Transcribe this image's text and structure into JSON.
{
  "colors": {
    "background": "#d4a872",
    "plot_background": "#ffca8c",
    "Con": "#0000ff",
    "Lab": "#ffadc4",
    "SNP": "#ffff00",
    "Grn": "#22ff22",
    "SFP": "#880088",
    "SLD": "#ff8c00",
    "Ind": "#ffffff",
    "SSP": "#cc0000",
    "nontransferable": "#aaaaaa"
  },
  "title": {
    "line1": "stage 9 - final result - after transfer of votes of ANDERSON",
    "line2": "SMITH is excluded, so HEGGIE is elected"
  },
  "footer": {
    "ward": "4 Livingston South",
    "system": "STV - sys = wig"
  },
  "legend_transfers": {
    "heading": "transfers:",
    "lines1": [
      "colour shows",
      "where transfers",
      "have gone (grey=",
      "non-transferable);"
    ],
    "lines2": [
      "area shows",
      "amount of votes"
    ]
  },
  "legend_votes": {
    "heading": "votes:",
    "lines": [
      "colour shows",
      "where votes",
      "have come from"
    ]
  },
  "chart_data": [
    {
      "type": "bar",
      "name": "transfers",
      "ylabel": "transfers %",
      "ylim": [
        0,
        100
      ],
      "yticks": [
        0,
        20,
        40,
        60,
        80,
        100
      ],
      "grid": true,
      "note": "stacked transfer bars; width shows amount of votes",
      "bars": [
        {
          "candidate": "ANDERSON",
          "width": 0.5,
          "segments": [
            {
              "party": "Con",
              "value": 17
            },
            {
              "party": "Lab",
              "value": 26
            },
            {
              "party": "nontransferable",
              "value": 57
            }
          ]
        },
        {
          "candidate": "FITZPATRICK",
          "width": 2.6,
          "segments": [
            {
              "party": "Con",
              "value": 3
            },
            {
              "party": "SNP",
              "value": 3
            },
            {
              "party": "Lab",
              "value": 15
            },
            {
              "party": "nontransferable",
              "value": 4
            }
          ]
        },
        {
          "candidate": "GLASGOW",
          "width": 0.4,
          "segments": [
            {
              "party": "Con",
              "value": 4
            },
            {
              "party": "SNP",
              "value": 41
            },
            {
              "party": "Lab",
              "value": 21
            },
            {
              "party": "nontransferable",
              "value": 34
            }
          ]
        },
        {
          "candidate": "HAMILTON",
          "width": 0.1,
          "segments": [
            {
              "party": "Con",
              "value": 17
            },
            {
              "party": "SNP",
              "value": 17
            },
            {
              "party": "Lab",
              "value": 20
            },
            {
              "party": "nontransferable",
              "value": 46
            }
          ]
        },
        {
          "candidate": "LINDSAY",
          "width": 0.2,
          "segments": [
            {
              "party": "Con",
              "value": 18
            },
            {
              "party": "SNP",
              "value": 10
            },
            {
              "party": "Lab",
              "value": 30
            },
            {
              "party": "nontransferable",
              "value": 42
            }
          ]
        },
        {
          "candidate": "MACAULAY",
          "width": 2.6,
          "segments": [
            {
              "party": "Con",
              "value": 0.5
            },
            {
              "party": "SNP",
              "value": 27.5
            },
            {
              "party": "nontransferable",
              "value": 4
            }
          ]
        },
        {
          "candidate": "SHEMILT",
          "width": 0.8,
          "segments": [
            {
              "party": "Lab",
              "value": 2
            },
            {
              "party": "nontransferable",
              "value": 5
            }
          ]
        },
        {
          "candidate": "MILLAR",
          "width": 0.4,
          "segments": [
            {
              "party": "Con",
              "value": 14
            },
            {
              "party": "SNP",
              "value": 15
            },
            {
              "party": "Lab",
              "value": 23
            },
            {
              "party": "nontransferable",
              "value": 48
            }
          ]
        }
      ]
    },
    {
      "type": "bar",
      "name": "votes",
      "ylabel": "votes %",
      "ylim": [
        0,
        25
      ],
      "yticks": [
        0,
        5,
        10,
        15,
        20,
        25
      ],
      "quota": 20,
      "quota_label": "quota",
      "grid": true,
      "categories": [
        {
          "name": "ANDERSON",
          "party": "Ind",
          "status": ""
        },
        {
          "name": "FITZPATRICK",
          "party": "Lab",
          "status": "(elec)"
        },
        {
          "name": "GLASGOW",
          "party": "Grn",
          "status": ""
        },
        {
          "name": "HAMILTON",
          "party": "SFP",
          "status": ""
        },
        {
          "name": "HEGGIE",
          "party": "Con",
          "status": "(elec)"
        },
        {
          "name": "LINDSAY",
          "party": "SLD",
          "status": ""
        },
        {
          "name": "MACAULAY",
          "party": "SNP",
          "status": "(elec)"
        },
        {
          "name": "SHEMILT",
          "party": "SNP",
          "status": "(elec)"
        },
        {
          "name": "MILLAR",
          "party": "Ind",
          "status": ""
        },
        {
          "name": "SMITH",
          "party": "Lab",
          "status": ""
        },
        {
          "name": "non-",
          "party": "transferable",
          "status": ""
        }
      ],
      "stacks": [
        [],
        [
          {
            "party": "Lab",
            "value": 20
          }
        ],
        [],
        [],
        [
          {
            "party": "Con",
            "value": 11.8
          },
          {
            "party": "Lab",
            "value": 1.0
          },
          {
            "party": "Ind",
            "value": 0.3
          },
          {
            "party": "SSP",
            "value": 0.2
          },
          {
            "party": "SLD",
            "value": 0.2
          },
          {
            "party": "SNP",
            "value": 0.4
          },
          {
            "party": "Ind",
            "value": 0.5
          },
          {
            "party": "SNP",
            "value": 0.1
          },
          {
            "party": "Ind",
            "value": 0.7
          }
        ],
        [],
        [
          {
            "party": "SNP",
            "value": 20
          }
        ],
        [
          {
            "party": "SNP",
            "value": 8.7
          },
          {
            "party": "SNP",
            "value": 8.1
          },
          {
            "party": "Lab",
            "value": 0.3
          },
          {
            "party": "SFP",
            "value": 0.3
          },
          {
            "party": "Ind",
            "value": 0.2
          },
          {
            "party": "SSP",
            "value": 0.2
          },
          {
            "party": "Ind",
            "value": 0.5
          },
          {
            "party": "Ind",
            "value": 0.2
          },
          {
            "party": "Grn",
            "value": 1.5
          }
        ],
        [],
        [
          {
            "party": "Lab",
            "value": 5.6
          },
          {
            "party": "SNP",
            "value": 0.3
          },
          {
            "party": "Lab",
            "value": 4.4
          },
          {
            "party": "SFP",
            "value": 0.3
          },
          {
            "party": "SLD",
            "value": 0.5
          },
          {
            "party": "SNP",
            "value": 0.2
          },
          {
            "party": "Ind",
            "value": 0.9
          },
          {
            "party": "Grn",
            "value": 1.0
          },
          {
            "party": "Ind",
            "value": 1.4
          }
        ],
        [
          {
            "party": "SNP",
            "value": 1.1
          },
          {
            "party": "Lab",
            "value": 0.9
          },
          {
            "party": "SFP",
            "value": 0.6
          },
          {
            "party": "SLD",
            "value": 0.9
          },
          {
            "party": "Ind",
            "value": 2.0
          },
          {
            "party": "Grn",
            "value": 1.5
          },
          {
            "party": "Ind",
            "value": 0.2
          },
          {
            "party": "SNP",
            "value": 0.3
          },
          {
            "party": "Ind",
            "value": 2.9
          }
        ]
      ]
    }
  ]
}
::::::::::
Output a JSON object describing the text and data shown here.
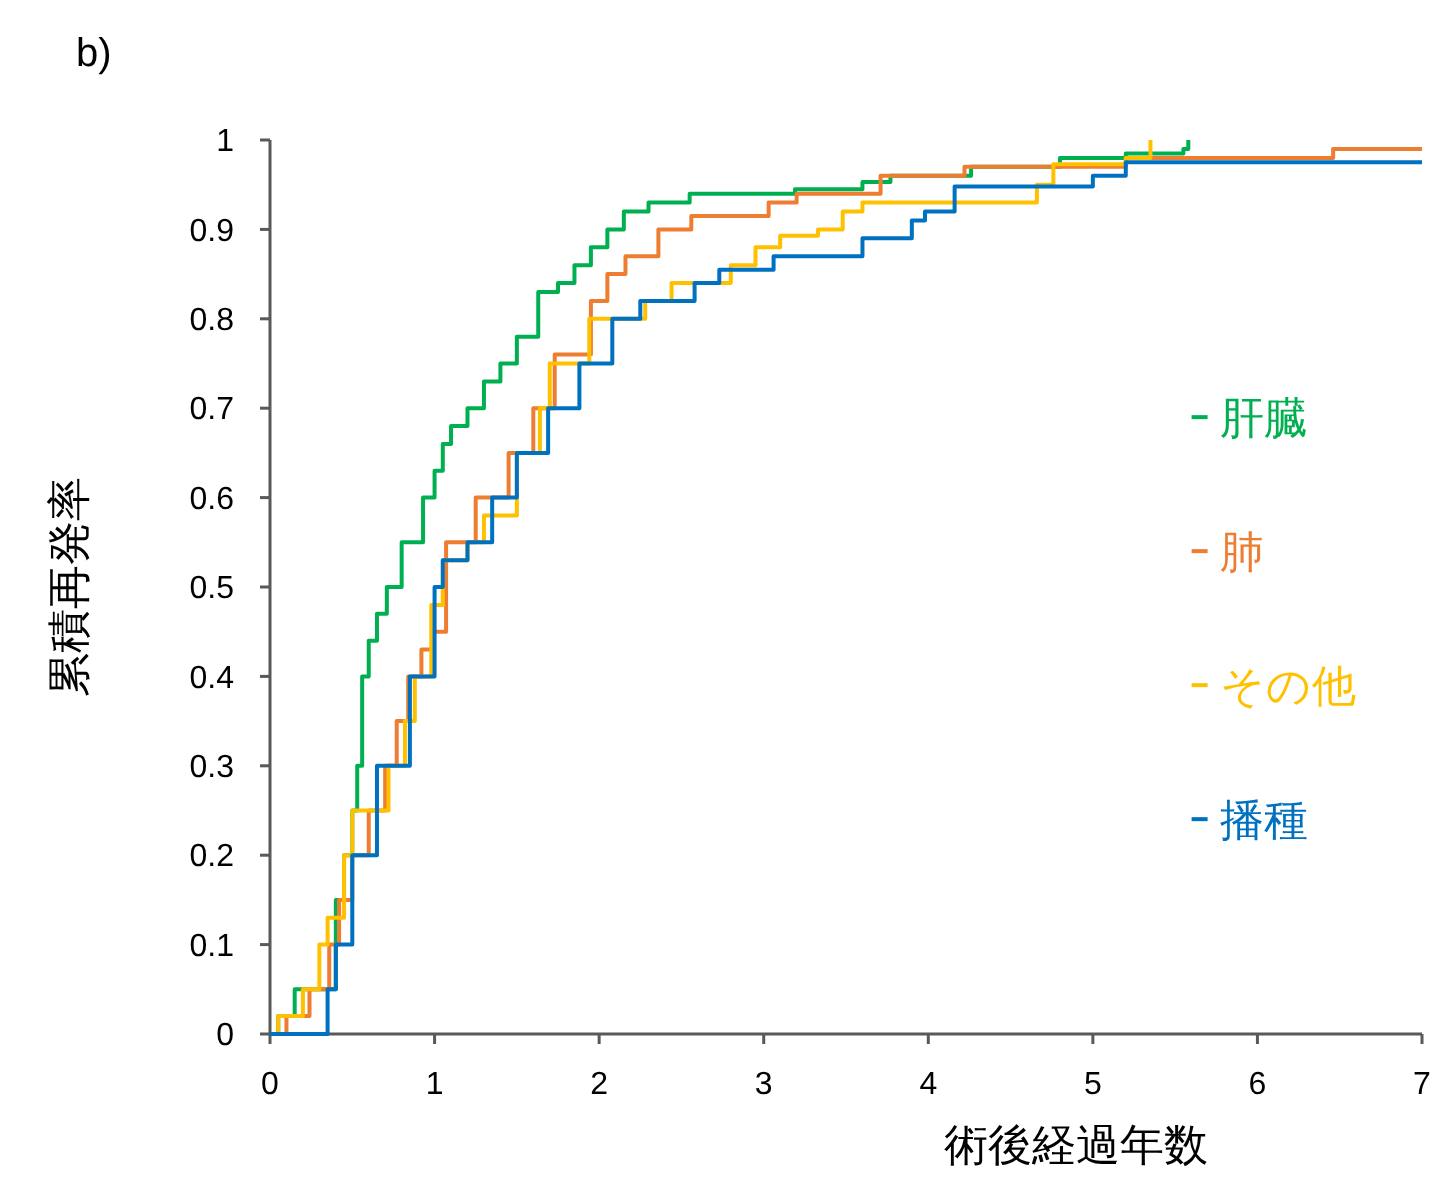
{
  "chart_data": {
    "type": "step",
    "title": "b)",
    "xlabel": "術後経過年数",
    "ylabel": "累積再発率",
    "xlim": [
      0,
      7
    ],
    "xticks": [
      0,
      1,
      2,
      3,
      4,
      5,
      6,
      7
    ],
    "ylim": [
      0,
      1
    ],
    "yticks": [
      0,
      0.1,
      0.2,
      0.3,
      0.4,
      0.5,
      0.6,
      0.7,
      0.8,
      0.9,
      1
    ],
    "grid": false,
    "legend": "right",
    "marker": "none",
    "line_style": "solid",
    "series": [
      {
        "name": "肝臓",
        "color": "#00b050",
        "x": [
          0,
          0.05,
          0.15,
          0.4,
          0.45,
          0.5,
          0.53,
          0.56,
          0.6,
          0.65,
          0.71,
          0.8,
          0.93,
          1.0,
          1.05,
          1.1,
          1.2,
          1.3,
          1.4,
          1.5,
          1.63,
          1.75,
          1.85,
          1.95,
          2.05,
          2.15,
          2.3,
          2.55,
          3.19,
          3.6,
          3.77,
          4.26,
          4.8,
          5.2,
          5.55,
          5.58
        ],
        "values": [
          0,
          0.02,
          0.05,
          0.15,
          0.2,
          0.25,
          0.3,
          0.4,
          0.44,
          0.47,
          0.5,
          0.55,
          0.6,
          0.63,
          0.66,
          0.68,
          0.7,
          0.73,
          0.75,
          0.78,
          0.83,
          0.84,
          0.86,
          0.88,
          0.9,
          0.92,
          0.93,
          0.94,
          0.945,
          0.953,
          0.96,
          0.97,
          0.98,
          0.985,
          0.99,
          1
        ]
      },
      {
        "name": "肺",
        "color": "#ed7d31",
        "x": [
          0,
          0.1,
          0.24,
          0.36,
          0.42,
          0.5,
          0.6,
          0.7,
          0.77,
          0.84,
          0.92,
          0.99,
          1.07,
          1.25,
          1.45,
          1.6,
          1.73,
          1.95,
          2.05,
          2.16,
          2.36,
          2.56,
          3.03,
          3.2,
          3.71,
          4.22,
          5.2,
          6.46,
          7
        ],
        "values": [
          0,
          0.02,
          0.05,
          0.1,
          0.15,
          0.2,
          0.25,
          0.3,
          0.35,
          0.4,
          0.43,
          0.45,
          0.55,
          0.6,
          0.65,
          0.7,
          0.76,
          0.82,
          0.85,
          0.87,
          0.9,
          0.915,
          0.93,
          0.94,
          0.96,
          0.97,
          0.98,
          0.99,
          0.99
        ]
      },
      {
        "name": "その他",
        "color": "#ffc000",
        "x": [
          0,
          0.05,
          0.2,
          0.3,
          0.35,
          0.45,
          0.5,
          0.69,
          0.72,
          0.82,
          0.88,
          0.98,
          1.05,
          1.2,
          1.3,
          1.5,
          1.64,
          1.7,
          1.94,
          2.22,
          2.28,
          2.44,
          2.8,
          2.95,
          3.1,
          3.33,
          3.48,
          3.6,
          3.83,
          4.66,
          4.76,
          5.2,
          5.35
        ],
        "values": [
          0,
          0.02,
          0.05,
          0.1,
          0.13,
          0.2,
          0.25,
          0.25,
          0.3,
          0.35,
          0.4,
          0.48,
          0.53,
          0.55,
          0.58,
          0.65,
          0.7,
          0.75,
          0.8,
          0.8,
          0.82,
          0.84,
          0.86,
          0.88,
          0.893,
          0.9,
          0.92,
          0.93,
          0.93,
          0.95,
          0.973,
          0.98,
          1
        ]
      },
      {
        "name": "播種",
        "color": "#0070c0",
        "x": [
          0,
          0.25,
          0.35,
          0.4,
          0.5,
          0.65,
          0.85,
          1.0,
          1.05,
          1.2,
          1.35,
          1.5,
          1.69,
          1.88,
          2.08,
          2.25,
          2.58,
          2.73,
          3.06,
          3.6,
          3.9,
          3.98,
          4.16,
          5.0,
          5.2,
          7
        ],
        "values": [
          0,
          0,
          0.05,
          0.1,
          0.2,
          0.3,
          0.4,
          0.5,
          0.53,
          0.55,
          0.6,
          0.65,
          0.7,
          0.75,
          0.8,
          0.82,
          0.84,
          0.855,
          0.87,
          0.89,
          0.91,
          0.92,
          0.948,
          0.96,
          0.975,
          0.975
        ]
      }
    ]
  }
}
::::::::::
Problem statement — Identify the lines of the data that contain the word "bars". Copy each of them.

Output for this task —
      "note": "stacked transfer bars; width shows amount of votes",
      "bars": [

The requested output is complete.